_Page excerpt:_
# Cluster

```
Perform the NBS for populations X and Y for a t-statistic threshold of alpha.

    Parameters
    ----------
    x : NxMxP np.ndarray, NXP np.ndarray, or 4D Nifti1Image - VOXELSxP
        matrix representing the first population with P subjects. must include masker if data is NXP
    y : NxMxQ np.ndarray, NXQ np.ndarray, or 4D Nifti1Image - VOXELSxQ
        matrix representing the second population with Q subjects. Q need not
        equal P unless paired is set to true.
    thresh : float
        minimum t-value used as threshold
    k : int
        number of permutations used to estimate the empirical null
        distribution
    tail : {'left', 'right', 'both'}
        enables specification of particular alternative hypothesis
        'left' : mean population of X < mean population of Y
        'right' : mean population of Y < mean population of X
        'both' : means are unequal (default)
    paired : bool
        use paired sample t-test instead of population t-test. requires both
        subject populations to have equal N. default value = False
    verbose : bool
        print some extra information each iteration. defaults value = False
    seed : hashable, optional
        If None (default), use the np.random's global random state to generate random numbers.
        Otherwise, use a new np.random.RandomState instance seeded with the given value.
    Returns
    -------
    pval : Cx1 np.ndarray
        A vector of corrected p-values for each component of the networks
        identified. If at least one p-value is less than alpha, the omnibus
        null hypothesis can be rejected at alpha significance. The null
        hypothesis is that the value of the connectivity from each edge has
        equal mean across the two populations.
    adj : IxIxC np.ndarray
        an adjacency matrix identifying the edges comprising each component.
        edges are assigned indexed values.
    null : Kx1 np.ndarray
        A vector of K sampled from the null distribution of maximal component
        size.
```

Basically, the cluster takes two different conditions, runs t-tests between two conditions & thresholds to create suprathersholded matrix, finds components that are clustered together in matrix, generates a null model from max cluster size of k permutations, and compares null model and components to generate p-values

Conditions can be 2d (voxels x subjects), 3d (n x m x subjects, usually fc connectivity), and 4d nifti image, (x, y, z, subjects)

Xitong knows this stuff too so you can ask her for help.

In [None]:
# Example

from thalpy import base, masks
import numpy as np
from neuro_cluster import cluster
import nibabel as nib


dir_tree = base.DirectoryTree('/data/backed_up/shared/xitchen_WM')
subjects = base.get_subjects(dir_tree.deconvolve_dir, dir_tree)

tasks = ['body-others', 'faces-others', 'places-others', 'tools-others', '2bk-0bk', '0bk', '2bk',
         '2bk_body-0bk_body', '2bk_faces-0bk_faces', '2bk_places-0bk_places', '2bk_tools-0bk_tools']

thal_masker = masks.binary_masker(masks.MOREL_PATH)
thal_masker.fit(nib.load(
    "/data/backed_up/shared/xitchen_WM/3dDeconvolve/sub-100206/100206_FIRmodel_errts_REML+tlrc.nii.gz"))

betas = np.load("thal_betas.npy")
print(betas.shape)
task1 = betas[:, 0, :]
task2 = betas[:, 4, :]
comps, pvals, adj, null_arr, sz_comps = cluster.run(task1, task2, masker=thal_masker,
                                                    thresh=2.583, k=1, tail='both', paired=True)

print(comps)

_Actions to take:_
(a) Output everything in the cluster documentation from "Otherwise, use a" down to "assigned indexed values.".
(b) According to the cluster documentation, what is the null hypothesis behind the corrected p-values?
The lines that come after the cluster documentation are separate material.

_Data shown:_
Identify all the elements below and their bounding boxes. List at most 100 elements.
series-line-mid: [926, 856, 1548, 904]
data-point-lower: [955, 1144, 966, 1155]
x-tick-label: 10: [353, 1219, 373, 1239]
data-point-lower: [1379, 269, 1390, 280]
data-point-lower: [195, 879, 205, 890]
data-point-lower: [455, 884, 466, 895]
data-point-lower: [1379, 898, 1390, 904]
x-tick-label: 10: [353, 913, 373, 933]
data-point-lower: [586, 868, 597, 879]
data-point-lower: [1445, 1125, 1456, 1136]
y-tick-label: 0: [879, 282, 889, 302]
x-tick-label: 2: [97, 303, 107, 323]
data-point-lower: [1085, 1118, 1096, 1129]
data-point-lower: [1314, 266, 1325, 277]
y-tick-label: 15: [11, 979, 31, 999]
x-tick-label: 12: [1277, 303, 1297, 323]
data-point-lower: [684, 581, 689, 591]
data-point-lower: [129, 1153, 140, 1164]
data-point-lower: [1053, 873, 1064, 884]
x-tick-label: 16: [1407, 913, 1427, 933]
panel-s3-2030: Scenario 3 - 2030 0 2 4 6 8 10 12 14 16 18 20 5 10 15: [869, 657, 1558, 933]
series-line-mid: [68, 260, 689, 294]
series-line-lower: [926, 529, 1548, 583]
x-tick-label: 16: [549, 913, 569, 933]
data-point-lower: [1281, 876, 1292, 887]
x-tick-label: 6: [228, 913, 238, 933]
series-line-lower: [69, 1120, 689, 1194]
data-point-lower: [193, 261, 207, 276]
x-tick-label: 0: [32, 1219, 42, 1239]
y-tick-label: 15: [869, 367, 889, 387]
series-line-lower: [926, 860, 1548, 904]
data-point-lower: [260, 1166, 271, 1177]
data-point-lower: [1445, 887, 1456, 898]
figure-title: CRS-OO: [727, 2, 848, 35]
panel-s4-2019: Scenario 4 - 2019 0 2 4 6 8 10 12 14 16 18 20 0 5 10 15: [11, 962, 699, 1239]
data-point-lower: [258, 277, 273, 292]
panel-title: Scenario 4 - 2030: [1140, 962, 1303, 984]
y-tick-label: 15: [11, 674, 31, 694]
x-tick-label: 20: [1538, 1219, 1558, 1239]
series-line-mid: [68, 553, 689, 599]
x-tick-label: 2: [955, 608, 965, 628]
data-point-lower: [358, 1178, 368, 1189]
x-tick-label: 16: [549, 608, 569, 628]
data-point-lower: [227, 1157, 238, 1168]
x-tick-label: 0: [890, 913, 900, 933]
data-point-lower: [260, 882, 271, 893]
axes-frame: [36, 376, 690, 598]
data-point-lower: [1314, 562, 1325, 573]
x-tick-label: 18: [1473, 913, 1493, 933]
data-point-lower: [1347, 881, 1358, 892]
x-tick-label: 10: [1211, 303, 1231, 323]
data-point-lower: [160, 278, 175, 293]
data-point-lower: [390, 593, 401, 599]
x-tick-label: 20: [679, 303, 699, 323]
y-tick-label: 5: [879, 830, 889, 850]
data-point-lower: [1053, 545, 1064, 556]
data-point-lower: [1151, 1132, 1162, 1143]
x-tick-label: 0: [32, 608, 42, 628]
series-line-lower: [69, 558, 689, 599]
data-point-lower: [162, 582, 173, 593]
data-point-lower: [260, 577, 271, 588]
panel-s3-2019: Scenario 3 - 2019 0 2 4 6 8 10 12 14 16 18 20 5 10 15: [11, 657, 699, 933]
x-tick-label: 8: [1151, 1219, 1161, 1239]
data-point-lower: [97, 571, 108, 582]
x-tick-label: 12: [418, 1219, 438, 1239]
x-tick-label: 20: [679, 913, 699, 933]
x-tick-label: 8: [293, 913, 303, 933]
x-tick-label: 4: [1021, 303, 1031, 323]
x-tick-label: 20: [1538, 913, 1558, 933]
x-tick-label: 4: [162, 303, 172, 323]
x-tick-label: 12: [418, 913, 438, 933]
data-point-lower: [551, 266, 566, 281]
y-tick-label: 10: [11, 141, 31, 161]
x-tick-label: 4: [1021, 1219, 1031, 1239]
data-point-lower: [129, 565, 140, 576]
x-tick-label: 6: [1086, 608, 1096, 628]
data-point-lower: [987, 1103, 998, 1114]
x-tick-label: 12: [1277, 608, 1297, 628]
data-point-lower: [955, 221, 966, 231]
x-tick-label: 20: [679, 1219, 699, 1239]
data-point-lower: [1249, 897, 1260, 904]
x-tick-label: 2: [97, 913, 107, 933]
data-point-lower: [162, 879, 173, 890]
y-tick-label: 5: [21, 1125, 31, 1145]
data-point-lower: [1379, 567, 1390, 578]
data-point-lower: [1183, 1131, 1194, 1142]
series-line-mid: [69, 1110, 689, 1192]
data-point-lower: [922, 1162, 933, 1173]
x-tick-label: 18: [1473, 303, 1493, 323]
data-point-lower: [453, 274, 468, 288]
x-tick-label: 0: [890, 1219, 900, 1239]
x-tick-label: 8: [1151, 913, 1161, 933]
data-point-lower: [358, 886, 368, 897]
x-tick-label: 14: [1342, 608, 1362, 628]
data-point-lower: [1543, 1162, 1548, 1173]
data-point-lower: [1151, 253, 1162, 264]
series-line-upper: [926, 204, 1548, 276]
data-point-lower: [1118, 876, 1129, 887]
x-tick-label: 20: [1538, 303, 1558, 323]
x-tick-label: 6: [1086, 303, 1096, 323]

_Written answers:_
(a)
Otherwise, use a new np.random.RandomState instance seeded with the given value.
    Returns
    -------
    pval : Cx1 np.ndarray
        A vector of corrected p-values for each component of the networks
        identified. If at least one p-value is less than alpha, the omnibus
        null hypothesis can be rejected at alpha significance. The null
        hypothesis is that the value of the connectivity from each edge has
        equal mean across the two populations.
    adj : IxIxC np.ndarray
        an adjacency matrix identifying the edges comprising each component.
        edges are assigned indexed values.

(b) The null hypothesis is that the value of the connectivity from each edge has equal mean across the two populations.